[Stored records]

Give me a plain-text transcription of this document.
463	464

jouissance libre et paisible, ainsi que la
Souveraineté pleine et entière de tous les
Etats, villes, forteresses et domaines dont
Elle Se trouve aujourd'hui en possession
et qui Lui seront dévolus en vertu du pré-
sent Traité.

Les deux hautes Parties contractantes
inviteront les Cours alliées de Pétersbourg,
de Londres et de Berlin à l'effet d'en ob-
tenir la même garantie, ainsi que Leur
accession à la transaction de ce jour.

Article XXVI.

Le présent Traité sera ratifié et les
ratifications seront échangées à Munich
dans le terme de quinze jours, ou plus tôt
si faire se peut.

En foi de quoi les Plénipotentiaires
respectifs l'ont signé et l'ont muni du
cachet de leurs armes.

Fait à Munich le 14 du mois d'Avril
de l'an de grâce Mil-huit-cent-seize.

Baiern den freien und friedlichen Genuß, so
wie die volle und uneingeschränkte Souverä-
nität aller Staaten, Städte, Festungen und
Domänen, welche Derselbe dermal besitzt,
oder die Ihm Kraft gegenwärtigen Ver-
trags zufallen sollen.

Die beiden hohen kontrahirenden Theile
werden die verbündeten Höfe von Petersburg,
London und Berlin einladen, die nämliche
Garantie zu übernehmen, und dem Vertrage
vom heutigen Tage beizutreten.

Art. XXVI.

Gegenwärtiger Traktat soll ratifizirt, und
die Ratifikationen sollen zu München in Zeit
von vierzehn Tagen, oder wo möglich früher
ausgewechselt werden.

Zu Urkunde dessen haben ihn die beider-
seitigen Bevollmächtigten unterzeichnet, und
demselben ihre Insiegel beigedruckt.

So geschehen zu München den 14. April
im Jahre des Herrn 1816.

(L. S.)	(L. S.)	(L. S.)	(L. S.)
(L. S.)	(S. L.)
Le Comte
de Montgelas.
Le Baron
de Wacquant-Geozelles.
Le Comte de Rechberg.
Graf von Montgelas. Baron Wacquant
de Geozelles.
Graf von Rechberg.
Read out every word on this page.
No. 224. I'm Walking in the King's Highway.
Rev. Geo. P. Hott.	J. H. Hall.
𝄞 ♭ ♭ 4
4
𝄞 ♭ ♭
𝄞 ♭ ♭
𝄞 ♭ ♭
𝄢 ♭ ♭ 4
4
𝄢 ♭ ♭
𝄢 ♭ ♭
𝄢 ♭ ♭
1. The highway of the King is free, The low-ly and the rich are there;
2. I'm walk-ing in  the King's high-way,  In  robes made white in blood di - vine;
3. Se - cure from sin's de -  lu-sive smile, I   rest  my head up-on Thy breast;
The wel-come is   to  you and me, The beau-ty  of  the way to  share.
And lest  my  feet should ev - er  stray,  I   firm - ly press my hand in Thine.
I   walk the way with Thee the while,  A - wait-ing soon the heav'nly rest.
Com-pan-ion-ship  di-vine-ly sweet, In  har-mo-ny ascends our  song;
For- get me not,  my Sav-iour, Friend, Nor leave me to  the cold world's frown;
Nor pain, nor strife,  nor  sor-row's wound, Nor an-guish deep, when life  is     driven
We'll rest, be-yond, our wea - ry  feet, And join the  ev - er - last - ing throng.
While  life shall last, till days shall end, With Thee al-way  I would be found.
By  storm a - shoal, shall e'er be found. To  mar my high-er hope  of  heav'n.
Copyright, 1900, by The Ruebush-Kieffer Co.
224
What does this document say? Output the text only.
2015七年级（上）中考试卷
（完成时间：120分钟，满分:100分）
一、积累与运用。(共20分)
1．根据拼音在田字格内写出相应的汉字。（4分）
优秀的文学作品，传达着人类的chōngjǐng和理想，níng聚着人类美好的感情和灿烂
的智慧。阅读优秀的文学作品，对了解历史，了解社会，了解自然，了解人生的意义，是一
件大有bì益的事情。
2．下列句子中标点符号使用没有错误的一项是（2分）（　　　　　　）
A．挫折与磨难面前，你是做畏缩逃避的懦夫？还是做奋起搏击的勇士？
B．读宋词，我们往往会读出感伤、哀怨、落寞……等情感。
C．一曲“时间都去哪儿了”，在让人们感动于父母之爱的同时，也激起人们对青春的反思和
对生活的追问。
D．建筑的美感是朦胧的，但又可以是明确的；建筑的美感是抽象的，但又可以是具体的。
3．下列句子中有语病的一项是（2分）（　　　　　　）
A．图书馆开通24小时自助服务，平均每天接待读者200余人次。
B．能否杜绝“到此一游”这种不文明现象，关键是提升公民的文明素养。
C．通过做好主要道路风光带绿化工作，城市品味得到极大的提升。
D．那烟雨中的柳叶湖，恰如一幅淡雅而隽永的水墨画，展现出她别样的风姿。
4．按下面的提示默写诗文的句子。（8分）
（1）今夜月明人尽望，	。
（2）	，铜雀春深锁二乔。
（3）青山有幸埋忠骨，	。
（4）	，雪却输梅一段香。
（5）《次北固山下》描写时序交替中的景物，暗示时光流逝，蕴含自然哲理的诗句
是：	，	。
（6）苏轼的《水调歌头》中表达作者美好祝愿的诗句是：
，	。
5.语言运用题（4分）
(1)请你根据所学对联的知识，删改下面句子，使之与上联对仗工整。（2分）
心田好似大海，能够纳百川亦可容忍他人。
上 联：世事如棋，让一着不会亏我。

▸ THE TASK: Return, word for word, every line from the line with "What does this" to the final line of the data.

▸ OUTPUT OF THE EXERCISE:
What does this document say? Output the text only.
2015七年级（上）中考试卷
（完成时间：120分钟，满分:100分）
一、积累与运用。(共20分)
1．根据拼音在田字格内写出相应的汉字。（4分）
优秀的文学作品，传达着人类的chōngjǐng和理想，níng聚着人类美好的感情和灿烂
的智慧。阅读优秀的文学作品，对了解历史，了解社会，了解自然，了解人生的意义，是一
件大有bì益的事情。
2．下列句子中标点符号使用没有错误的一项是（2分）（　　　　　　）
A．挫折与磨难面前，你是做畏缩逃避的懦夫？还是做奋起搏击的勇士？
B．读宋词，我们往往会读出感伤、哀怨、落寞……等情感。
C．一曲“时间都去哪儿了”，在让人们感动于父母之爱的同时，也激起人们对青春的反思和
对生活的追问。
D．建筑的美感是朦胧的，但又可以是明确的；建筑的美感是抽象的，但又可以是具体的。
3．下列句子中有语病的一项是（2分）（　　　　　　）
A．图书馆开通24小时自助服务，平均每天接待读者200余人次。
B．能否杜绝“到此一游”这种不文明现象，关键是提升公民的文明素养。
C．通过做好主要道路风光带绿化工作，城市品味得到极大的提升。
D．那烟雨中的柳叶湖，恰如一幅淡雅而隽永的水墨画，展现出她别样的风姿。
4．按下面的提示默写诗文的句子。（8分）
（1）今夜月明人尽望，	。
（2）	，铜雀春深锁二乔。
（3）青山有幸埋忠骨，	。
（4）	，雪却输梅一段香。
（5）《次北固山下》描写时序交替中的景物，暗示时光流逝，蕴含自然哲理的诗句
是：	，	。
（6）苏轼的《水调歌头》中表达作者美好祝愿的诗句是：
，	。
5.语言运用题（4分）
(1)请你根据所学对联的知识，删改下面句子，使之与上联对仗工整。（2分）
心田好似大海，能够纳百川亦可容忍他人。
上 联：世事如棋，让一着不会亏我。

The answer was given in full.